*DIRECTIONS FOR THIS TASK*
How many of these lines hold the string "Frankfurter"? Answer with the number only.

*EXTRACTED RECORDS*
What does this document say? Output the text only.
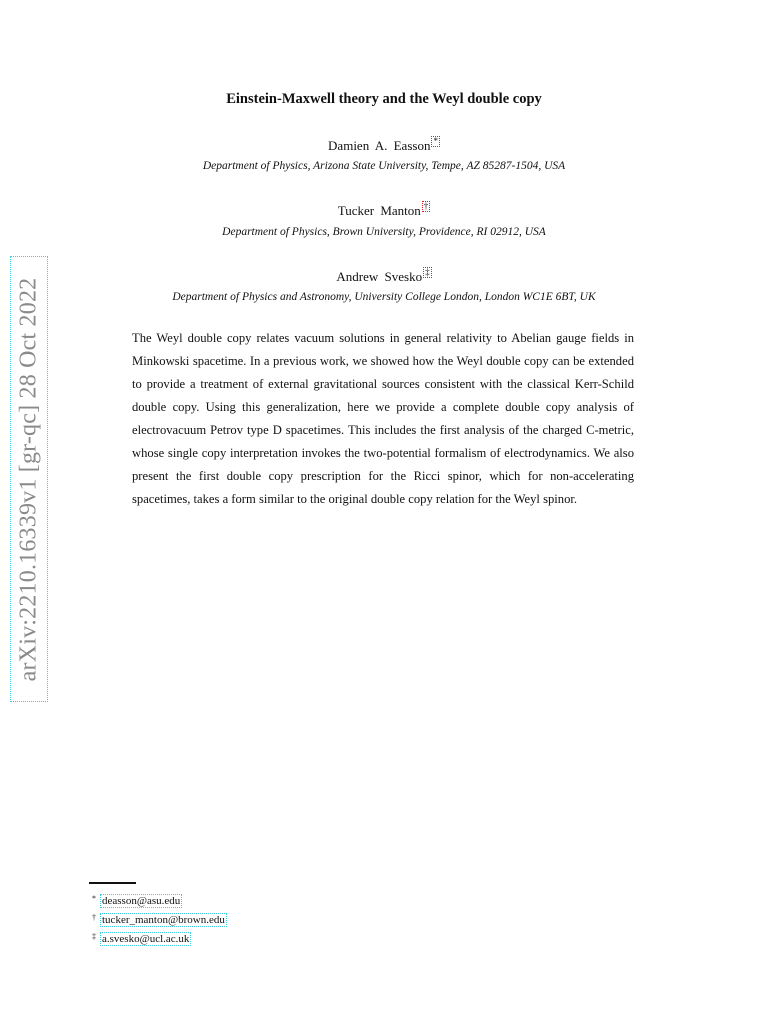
arXiv:2210.16339v1 [gr-qc] 28 Oct 2022
Einstein-Maxwell theory and the Weyl double copy
Damien A. Easson *
Department of Physics, Arizona State University, Tempe, AZ 85287-1504, USA
Tucker Manton †
Department of Physics, Brown University, Providence, RI 02912, USA
Andrew Svesko ‡
Department of Physics and Astronomy, University College London, London WC1E 6BT, UK

The Weyl double copy relates vacuum solutions in general relativity to Abelian gauge fields in Minkowski spacetime. In a previous work, we showed how the Weyl double copy can be extended to provide a treatment of external gravitational sources consistent with the classical Kerr-Schild double copy. Using this generalization, here we provide a complete double copy analysis of electrovacuum Petrov type D spacetimes. This includes the first analysis of the charged C-metric, whose single copy interpretation invokes the two-potential formalism of electrodynamics. We also present the first double copy prescription for the Ricci spinor, which for non-accelerating spacetimes, takes a form similar to the original double copy relation for the Weyl spinor.

* deasson@asu.edu
† tucker_manton@brown.edu
‡ a.svesko@ucl.ac.uk
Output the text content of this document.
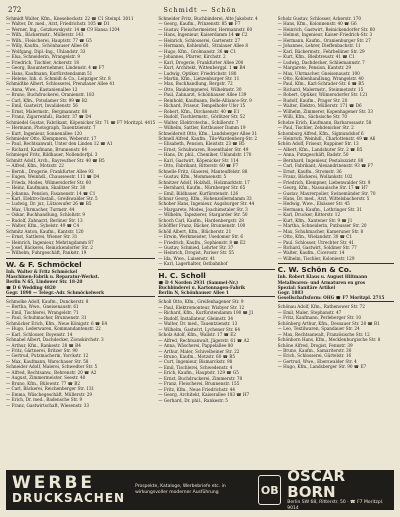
272	Schmidt — Schön
Schmidt Walter, Kfm., Knesebeckstr. 22 ☎ C1 Steinpl. 3011
— Walter, Dr. med., Arzt, Friedrichstr. 105 ☎ D1
— Werner, Ing., Gotzkowskystr. 14 ☎ C9 Hansa 1204
— Wilh., Bäckermstr., Müllerstr. 143
— Wilh., Fleischerei, Hauptstr. 77 ☎ G5
— Willy, Kaufm., Schönhauser Allee 60
— Wolfgang, Dipl.-Ing., Uhlandstr. 33
— Elsa, Schneiderin, Wrangelstr. 9
— Friedrich, Tischler, Ackerstr. 18
— Georg, Bauunternehmer, Lindenstr. 4 ☎ F7
— Hans, Kaufmann, Kurfürstendamm 51
— Helene, Inh. d. Schmidt & Co., Leipziger Str. 8
Schmidtke Albert, Schlosserei, Prenzlauer Allee 41
— Anna, Wwe., Kastanienallee 12
— Bruno, Buchdruckerei, Oranienstr. 183
— Carl, Kfm., Potsdamer Str. 99 ☎ B2
— Emil, Gastwirt, Invalidenstr. 56
— Ernst, Malermstr., Bergmannstr. 88
— Franz, Zigarrenhdl., Badstr. 37 ☎ D4
Schmiedel Gustav, Fabrikant, Köpenicker Str. 71 ☎ F7 Moritzpl. 4415
— Hermann, Photograph, Tauentzienstr. 7
— Kurt, Ingenieur, Sonnenallee 120
Schmieder Otto, Klempnerei, Weberstr. 17
— Paul, Rechtsanwalt, Unter den Linden 12 ☎ A1
— Richard, Kaufmann, Brunnenstr. 64
Schmiegel Fritz, Bildhauer, Nollendorfpl. 3
Schmitt Adolf, Arch., Bayreuther Str. 40 ☎ B5
— Alfred, Kfm., Motzstr. 22
— Bernh., Drogerie, Frankfurter Allee 93
— Eugen, Weinhdl., Chausseestr. 111 ☎ D4
— Frieda, Modes, Wilmersdorfer Str. 60
— Heinz, Kaufmann, Skalitzer Str. 30
— Johanna, Pension, Fasanenstr. 14 ☎ C1
— Karl, Elektro-Install., Greifswalder Str. 5
— Ludwig, Dr. jur., Lützowufer 26 ☎ B5
— Max, Uhrmacher, Turmstr. 44
— Oskar, Buchhandlung, Schloßstr. 9
— Rudolf, Zahnarzt, Berliner Str. 13
— Walter, Kfm., Sybelstr. 49 ☎ C4
Schmitz Anton, Kaufm., Kantstr. 120
— Ernst, Sattlerei, Wiener Str. 31
— Heinrich, Ingenieur, Mehringdamm 87
— Josef, Bäckerei, Reinickendorfer Str. 2
— Wilhelm, Fuhrgeschäft, Pankstr. 19
W. & F. Schmöckel
Inh. Walter & Fritz Schmöckel
Maschinen-Fabrik u. Reparatur-Werkst.
Berlin N 65, Lindower Str. 18-20
☎ D 6 Wedding 4820
Gegr. 1898 — Telegr.-Adr. Schmöckelwerk
Schmolke Adolf, Kaufm., Dunckerstr. 8
— Bertha, Wwe., Gneisenaustr. 61
— Emil, Tischlerei, Wrangelstr. 71
— Paul, Schuhmacher, Brunnenstr. 31
Schmücker Erich, Kfm., Neue Königstr. 6 ☎ E4
— Hugo, Lederwaren, Kommandantenstr. 22
— Karl, Schlosser, Boyenstr. 14
Schnabel Albert, Dachdecker, Zionskirchstr. 3
— Arthur, Kfm., Rankestr. 28 ☎ B4
— Fritz, Gärtnerei, Britzer Str. 90
— Gertrud, Putzmacherin, Yorckstr. 12
— Max, Kaufmann, Warschauer Str. 58
Schneider Adolf, Malerei, Schwedter Str. 5
— Alfred, Rechtsanw., Behrenstr. 20 ☎ A2
— August, Zimmermeister, Seestr. 40
— Bruno, Kfm., Bülowstr. 77 ☎ B2
— Carl, Bäckerei, Reichenberger Str. 131
— Emma, Wäschegeschäft, Müllerstr. 29
— Erich, Dr. med., Badensche Str. 9
— Franz, Gastwirtschaft, Wiesenstr. 33
Schneider Fritz, Buchbinderei, Alte Jakobstr. 4
— Georg, Kaufm., Prinzenstr. 85 ☎ F7
— Gustav, Fleischermeister, Hermannstr. 60
— Hans, Ingenieur, Kaiserdamm 14 ☎ C2
— Heinrich, Schlosserei, Gartenstr. 27
— Hermann, Kohlenhdl., Stralauer Allee 8
— Hugo, Kfm., Grolmanstr. 36 ☎ C1
— Johannes, Pfarrer, Kirchstr. 2
— Karl, Drogerie, Frankfurter Allee 200
— Kurt, Architekt, Wittenbergpl. 1 ☎ B4
— Ludwig, Optiker, Friedrichstr. 180
— Martin, Kfm., Lietzenburger Str. 11
— Max, Buchhandlung, Bergstr. 72
— Otto, Bauklempnerei, Wilhelmstr. 30
— Paul, Zahnarzt, Schönhauser Allee 139
— Reinhold, Kaufmann, Belle-Alliance-Str. 9
— Richard, Friseur, Tempelhofer Ufer 15
— Robert, Kfm., Dircksenstr. 40 ☎ E1
— Rudolf, Tischlermstr., Görlitzer Str. 52
— Walter, Elektrotechn., Schillerstr. 7
— Wilhelm, Sattler, Kottbusser Damm 19
Schneidereit Otto, Kfm., Landsberger Allee 31
Schnell Alfred, Kaufm., Tile-Wardenberg-Str. 2
— Elisabeth, Pension, Kleiststr. 23 ☎ B5
— Ernst, Schuhwaren, Rosenthaler Str. 49
— Hans, Dr. phil., Chemiker, Uhlandstr. 170
— Karl, Gastwirt, Köpenicker Str. 114
— Otto, Fabrikant, Ritterstr. 60 ☎ F7
Schnelle Fritz, Glaserei, Manteuffelstr. 88
— Gustav, Kfm., Mommsenstr. 5
Schnitzer Adolf, Holzhdl., Holzmarktstr. 17
— Bernhard, Kaufm., Nürnberger Str. 65
— Emil, Bildhauer, Kurfürstenstr. 126
Schnur Georg, Kfm., Hohenzollerndamm 33
Schober Hans, Ingenieur, Augsburger Str. 44
— Margarete, Modes, Joachimstaler Str. 3
— Wilhelm, Tapezierer, Stargarder Str. 50
Schoch Carl, Kaufm., Hardenbergstr. 28
Schöffler Franz, Bäcker, Brunnenstr. 100
Schöll Albert, Kfm., Blücherstr. 21
— Erwin, Werkmeister, Usedomer Str. 6
— Friedrich, Kaufm., Sophienstr. 8 ☎ E2
— Gustav, Schmied, Lehrter Str. 37
— Heinrich, Drogist, Pariser Str. 55
— Ida, Wwe., Luisenstr. 41
— Karl, Lagerhalter, Ostbahnhof
H. C. Scholl
☎ D 4 Norden 2931 (Sammel-Nr.)
Buchbinderei u. Kartonnagen-Fabrik
Berlin N, Schönhauser Allee 1
Scholl Otto, Kfm., Greifenhagener Str. 9
— Paul, Elektromonteur, Wisbyer Str. 12
— Richard, Kfm., Kurfürstendamm 190 ☎ J1
— Rudolf, Installateur, Gleimstr. 34
— Walter, Dr. med., Tauentzienstr. 13
— Wilhelm, Gastwirt, Lychener Str. 64
Scholz Adolf, Kfm., Wallstr. 17 ☎ E2
— Alfred, Rechtsanwalt, Jägerstr. 61 ☎ A2
— Anna, Wäscherei, Pappelallee 80
— Arthur, Maler, Schivelbeiner Str. 22
— Bruno, Kaufm., Motzstr. 60 ☎ B5
— Curt, Ingenieur, Bismarckstr. 98
— Emil, Tischlerei, Schwedenstr. 4
— Erich, Kaufm., Hauptstr. 129 ☎ G5
— Ernst, Buchdruckerei, Zimmerstr. 78
— Franz, Fleischerei, Brunnenstr. 155
— Fritz, Kfm., Neue Friedrichstr. 44
— Georg, Architekt, Kaiserallee 183 ☎ H7
— Gerhard, Dr. phil., Rankestr. 5
Scholz Gustav, Schlosser, Ackerstr. 170
— Hans, Kfm., Kolonnenstr. 40 ☎ G6
— Heinrich, Gastwirt, Reinickendorfer Str. 60
— Helmut, Ingenieur, Kaiser-Friedrich-Str. 3
— Hermann, Kaufm., Oranienburger Str. 27
— Johannes, Lehrer, Dieffenbachstr. 11
— Karl, Bäckermstr., Fehrbelliner Str. 29
— Kurt, Kfm., Bleibtreustr. 41 ☎ C1
— Ludwig, Dachdecker, Schliemannstr. 7
— Margarete, Pension, Kantstr. 29
— Max, Uhrmacher, Gneisenaustr. 100
— Otto, Kohlenhandlung, Wrangelstr. 40
— Paul, Kfm., Karl-Schrader-Str. 6 ☎ B5
— Richard, Malermstr., Steinmetzstr. 15
— Robert, Optiker, Wilmersdorfer Str. 121
— Rudolf, Kaufm., Prager Str. 20
— Walter, Elektro, Müllerstr. 171 ☎ D6
— Wilhelm, Zimmerer, Kopenhagener Str. 33
— Willi, Kfm., Sächsische Str. 70
Scholze Erich, Kaufmann, Barbarossastr. 58
— Paul, Tischler, Zehdenicker Str. 2
Schomburg Alfred, Kfm., Sigmundshof 6
— Heinrich, Weinhdl., Charlottenstr. 49 ☎ A6
Schön Adolf, Friseur, Ruppiner Str. 13
— Albert, Kfm., Landshuter Str. 2 ☎ B5
— Anna, Putzgeschäft, Badstr. 50
— Bernhard, Ingenieur, Pestalozzistr. 88
— Carl, Fabrikant, Alexandrinenstr. 93 ☎ F7
— Ernst, Kaufm., Stromstr. 36
— Franz, Bäckerei, Wollankstr. 102
— Friedrich, Klempner, Liebenwalder Str. 9
— Georg, Kfm., Nassauische Str. 17 ☎ H7
— Gustav, Maurerpolier, Swinemünder Str. 70
— Hans, Dr. med., Arzt, Wittelsbacherstr. 5
— Hedwig, Wwe., Elsässer Str. 45
— Hermann, Kaufm., Lothringer Str. 31
— Karl, Drucker, Ritterstr. 12
— Kurt, Kfm., Xantener Str. 9 ☎ J1
— Martha, Schneiderin, Putbusser Str. 20
— Max, Schuhmacher, Kameruner Str. 8
— Otto, Kfm., Wielandstr. 30 ☎ C1
— Paul, Schlosser, Utrechter Str. 41
— Richard, Gastwirt, Soldiner Str. 77
— Walter, Kaufm., Cicerostr. 14
— Wilhelm, Tischler, Koloniestr. 129
C. W. Schön & Co.
Inh. Robert Klaus u. August Hiltmann
Metallwaren- und Armaturen en gros
Spezial: Sanitäre Artikel
Gegr. 1883
Gesellschaftsform: OHG ☎ F7 Moritzpl. 2715
Schönau Adolf, Kfm., Rathenower Str. 72
— Emil, Maler, Stephanstr. 47
— Fritz, Kaufmann, Perleberger Str. 10
Schönberg Arthur, Kfm., Dessauer Str. 28 ☎ B1
— Leo, Textilwaren, Spandauer Str. 24
— Max, Rechtsanwalt, Französische Str. 12
Schönborn Hans, Kfm., Mecklenburgische Str. 8
Schöne Alfred, Drogist, Fennstr. 39
— Bruno, Kaufm., Samariterstr. 30
— Erich, Schlosserei, Gürtelstr. 16
— Gertrud, Wwe., Eberswalder Str. 4
— Hugo, Kfm., Landsberger Str. 90 ☎ E7
WERBE
DRUCKSACHEN
Prospekte, Kataloge, Werbebriefe etc. in wirkungsvoller moderner Ausführung	OB
OSCAR BORN
Berlin SW 68, Ritterstr. 50 · ☎ F7 Moritzpl. 9014
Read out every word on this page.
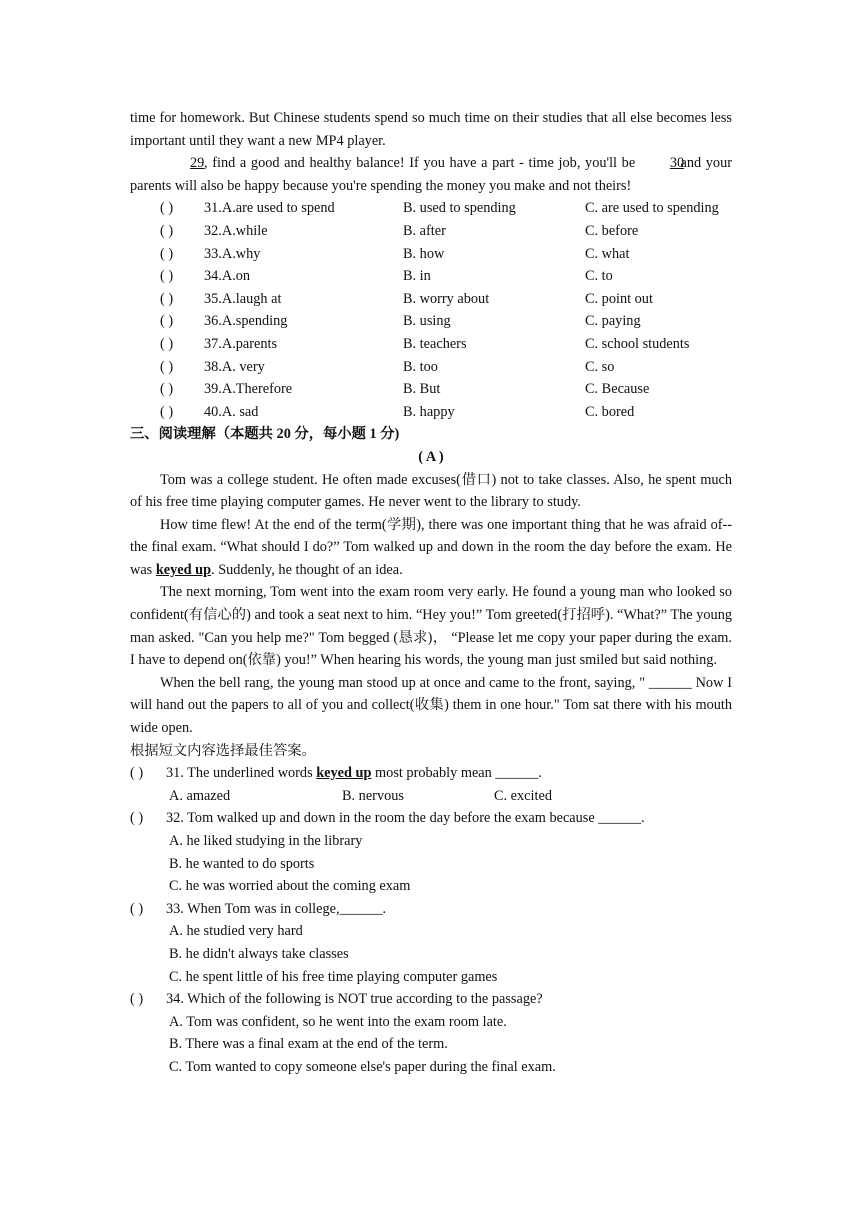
time for homework. But Chinese students spend so much time on their studies that all else becomes less important until they want a new MP4 player.

29, find a good and healthy balance! If you have a part - time job, you'll be 30 and your parents will also be happy because you're spending the money you make and not theirs!

( ) 31.A.are used to spend	B. used to spending	C. are used to spending
( ) 32.A.while	B. after	C. before
( ) 33.A.why	B. how	C. what
( ) 34.A.on	B. in	C. to
( ) 35.A.laugh at	B. worry about	C. point out
( ) 36.A.spending	B. using	C. paying
( ) 37.A.parents	B. teachers	C. school students
( ) 38.A. very	B. too	C. so
( ) 39.A.Therefore	B. But	C. Because
( ) 40.A. sad	B. happy	C. bored
三、阅读理解（本题共 20 分，每小题 1 分)
( A )

Tom was a college student. He often made excuses(借口) not to take classes. Also, he spent much of his free time playing computer games. He never went to the library to study.

How time flew! At the end of the term(学期), there was one important thing that he was afraid of--the final exam. “What should I do?” Tom walked up and down in the room the day before the exam. He was keyed up. Suddenly, he thought of an idea.

The next morning, Tom went into the exam room very early. He found a young man who looked so confident(有信心的) and took a seat next to him. “Hey you!” Tom greeted(打招呼). “What?” The young man asked. "Can you help me?" Tom begged (恳求)， “Please let me copy your paper during the exam. I have to depend on(依靠) you!” When hearing his words, the young man just smiled but said nothing.

When the bell rang, the young man stood up at once and came to the front, saying, " ______ Now I will hand out the papers to all of you and collect(收集) them in one hour." Tom sat there with his mouth wide open.

根据短文内容选择最佳答案。
( ) 31. The underlined words keyed up most probably mean ______.
A. amazed	B. nervous	C. excited
( ) 32. Tom walked up and down in the room the day before the exam because ______.
A. he liked studying in the library
B. he wanted to do sports
C. he was worried about the coming exam
( ) 33. When Tom was in college,______.
A. he studied very hard
B. he didn't always take classes
C. he spent little of his free time playing computer games
( ) 34. Which of the following is NOT true according to the passage?
A. Tom was confident, so he went into the exam room late.
B. There was a final exam at the end of the term.
C. Tom wanted to copy someone else's paper during the final exam.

*SOLVED EXERCISE*
2